Layout annotation entries:
◇ ◇ ◇ ◇
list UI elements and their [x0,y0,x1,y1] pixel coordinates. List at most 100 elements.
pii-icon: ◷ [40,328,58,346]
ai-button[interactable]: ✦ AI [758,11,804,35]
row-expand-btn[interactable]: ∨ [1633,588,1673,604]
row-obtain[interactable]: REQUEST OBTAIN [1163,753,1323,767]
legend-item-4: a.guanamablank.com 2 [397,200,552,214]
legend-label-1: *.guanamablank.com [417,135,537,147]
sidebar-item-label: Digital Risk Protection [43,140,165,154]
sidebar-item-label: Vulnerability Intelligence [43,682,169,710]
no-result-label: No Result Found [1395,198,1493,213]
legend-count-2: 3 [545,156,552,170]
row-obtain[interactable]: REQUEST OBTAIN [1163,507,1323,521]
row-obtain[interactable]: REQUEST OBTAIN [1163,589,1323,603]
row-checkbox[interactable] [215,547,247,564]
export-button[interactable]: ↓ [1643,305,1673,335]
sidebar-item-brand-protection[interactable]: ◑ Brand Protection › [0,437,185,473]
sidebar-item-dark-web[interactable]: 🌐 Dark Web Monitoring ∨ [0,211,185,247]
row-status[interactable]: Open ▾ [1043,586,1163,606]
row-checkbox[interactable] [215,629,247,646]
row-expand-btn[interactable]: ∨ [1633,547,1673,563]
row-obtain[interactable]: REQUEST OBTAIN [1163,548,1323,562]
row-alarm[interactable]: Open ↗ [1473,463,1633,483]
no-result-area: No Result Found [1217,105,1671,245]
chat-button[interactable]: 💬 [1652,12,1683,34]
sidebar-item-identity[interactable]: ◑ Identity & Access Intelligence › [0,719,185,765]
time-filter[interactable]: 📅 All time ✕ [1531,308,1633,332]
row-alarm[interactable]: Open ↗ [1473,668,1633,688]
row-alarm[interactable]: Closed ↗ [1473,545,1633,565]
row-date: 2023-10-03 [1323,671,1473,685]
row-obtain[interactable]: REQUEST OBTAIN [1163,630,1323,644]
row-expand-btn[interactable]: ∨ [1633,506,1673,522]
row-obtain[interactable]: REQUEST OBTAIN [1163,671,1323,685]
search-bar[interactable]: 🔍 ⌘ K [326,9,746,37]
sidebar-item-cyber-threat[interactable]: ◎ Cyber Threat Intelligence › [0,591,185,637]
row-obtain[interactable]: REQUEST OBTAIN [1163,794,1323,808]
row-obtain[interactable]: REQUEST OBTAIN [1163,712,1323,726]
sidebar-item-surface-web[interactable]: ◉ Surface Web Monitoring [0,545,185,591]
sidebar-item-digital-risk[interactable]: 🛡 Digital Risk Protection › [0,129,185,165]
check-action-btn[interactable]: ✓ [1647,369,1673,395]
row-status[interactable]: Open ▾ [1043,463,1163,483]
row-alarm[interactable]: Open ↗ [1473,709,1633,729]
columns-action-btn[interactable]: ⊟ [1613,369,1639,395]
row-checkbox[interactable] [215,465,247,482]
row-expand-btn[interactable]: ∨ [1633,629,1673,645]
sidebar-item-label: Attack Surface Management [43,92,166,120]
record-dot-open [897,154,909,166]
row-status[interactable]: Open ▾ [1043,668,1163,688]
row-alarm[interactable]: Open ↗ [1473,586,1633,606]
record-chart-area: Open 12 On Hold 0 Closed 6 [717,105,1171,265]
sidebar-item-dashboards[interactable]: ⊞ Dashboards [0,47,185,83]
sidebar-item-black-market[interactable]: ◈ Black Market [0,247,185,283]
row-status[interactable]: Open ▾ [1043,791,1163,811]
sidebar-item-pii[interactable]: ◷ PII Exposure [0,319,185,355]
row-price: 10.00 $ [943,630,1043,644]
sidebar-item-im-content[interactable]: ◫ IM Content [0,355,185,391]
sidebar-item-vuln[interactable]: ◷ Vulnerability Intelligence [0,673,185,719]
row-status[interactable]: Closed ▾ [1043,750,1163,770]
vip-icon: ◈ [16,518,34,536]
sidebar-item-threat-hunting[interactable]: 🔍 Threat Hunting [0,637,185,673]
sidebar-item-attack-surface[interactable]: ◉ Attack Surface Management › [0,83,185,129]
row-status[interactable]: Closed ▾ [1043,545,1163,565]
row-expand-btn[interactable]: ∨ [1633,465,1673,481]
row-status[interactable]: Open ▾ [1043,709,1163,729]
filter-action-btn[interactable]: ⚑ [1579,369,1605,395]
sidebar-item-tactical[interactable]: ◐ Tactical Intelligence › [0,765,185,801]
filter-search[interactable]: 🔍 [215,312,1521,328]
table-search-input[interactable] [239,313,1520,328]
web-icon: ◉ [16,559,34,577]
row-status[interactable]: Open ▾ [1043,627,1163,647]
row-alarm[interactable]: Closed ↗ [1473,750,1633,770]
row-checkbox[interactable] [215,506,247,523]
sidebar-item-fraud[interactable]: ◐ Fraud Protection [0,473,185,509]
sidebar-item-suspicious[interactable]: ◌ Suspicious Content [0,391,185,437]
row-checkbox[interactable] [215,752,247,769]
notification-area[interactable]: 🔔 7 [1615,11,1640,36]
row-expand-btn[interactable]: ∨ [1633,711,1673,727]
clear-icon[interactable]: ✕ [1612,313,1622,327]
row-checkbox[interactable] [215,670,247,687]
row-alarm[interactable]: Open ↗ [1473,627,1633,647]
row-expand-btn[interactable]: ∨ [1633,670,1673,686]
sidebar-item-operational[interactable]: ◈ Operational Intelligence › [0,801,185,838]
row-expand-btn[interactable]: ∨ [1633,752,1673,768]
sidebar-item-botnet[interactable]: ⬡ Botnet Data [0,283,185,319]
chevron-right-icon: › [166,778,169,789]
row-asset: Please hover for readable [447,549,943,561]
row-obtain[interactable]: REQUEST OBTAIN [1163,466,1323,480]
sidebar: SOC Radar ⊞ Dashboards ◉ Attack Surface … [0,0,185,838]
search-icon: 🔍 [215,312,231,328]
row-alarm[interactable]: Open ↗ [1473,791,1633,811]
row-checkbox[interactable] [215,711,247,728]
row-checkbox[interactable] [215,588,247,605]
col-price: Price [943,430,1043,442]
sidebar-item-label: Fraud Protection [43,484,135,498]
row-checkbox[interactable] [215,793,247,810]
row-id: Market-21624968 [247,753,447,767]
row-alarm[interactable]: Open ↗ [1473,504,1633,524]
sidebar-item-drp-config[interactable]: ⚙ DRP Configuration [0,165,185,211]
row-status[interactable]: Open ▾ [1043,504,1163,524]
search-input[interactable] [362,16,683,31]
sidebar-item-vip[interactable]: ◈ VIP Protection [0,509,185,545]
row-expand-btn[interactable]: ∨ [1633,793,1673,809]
◇ ◇ ◇ ◇
__YOUR OBJECTIVE__. Reproduce the entries word for word, from the very beginning through the line containing "chat-button[interactable]: 💬 [1652,12,1683,34]", including that line.

__THE OUTPUT__.
list UI elements and their [x0,y0,x1,y1] pixel coordinates. List at most 100 elements.
pii-icon: ◷ [40,328,58,346]
ai-button[interactable]: ✦ AI [758,11,804,35]
row-expand-btn[interactable]: ∨ [1633,588,1673,604]
row-obtain[interactable]: REQUEST OBTAIN [1163,753,1323,767]
legend-item-4: a.guanamablank.com 2 [397,200,552,214]
legend-label-1: *.guanamablank.com [417,135,537,147]
sidebar-item-label: Digital Risk Protection [43,140,165,154]
sidebar-item-label: Vulnerability Intelligence [43,682,169,710]
no-result-label: No Result Found [1395,198,1493,213]
legend-count-2: 3 [545,156,552,170]
row-obtain[interactable]: REQUEST OBTAIN [1163,507,1323,521]
row-obtain[interactable]: REQUEST OBTAIN [1163,589,1323,603]
row-checkbox[interactable] [215,547,247,564]
export-button[interactable]: ↓ [1643,305,1673,335]
sidebar-item-brand-protection[interactable]: ◑ Brand Protection › [0,437,185,473]
sidebar-item-dark-web[interactable]: 🌐 Dark Web Monitoring ∨ [0,211,185,247]
row-status[interactable]: Open ▾ [1043,586,1163,606]
row-checkbox[interactable] [215,629,247,646]
row-expand-btn[interactable]: ∨ [1633,547,1673,563]
row-obtain[interactable]: REQUEST OBTAIN [1163,548,1323,562]
row-alarm[interactable]: Open ↗ [1473,463,1633,483]
no-result-area: No Result Found [1217,105,1671,245]
chat-button[interactable]: 💬 [1652,12,1683,34]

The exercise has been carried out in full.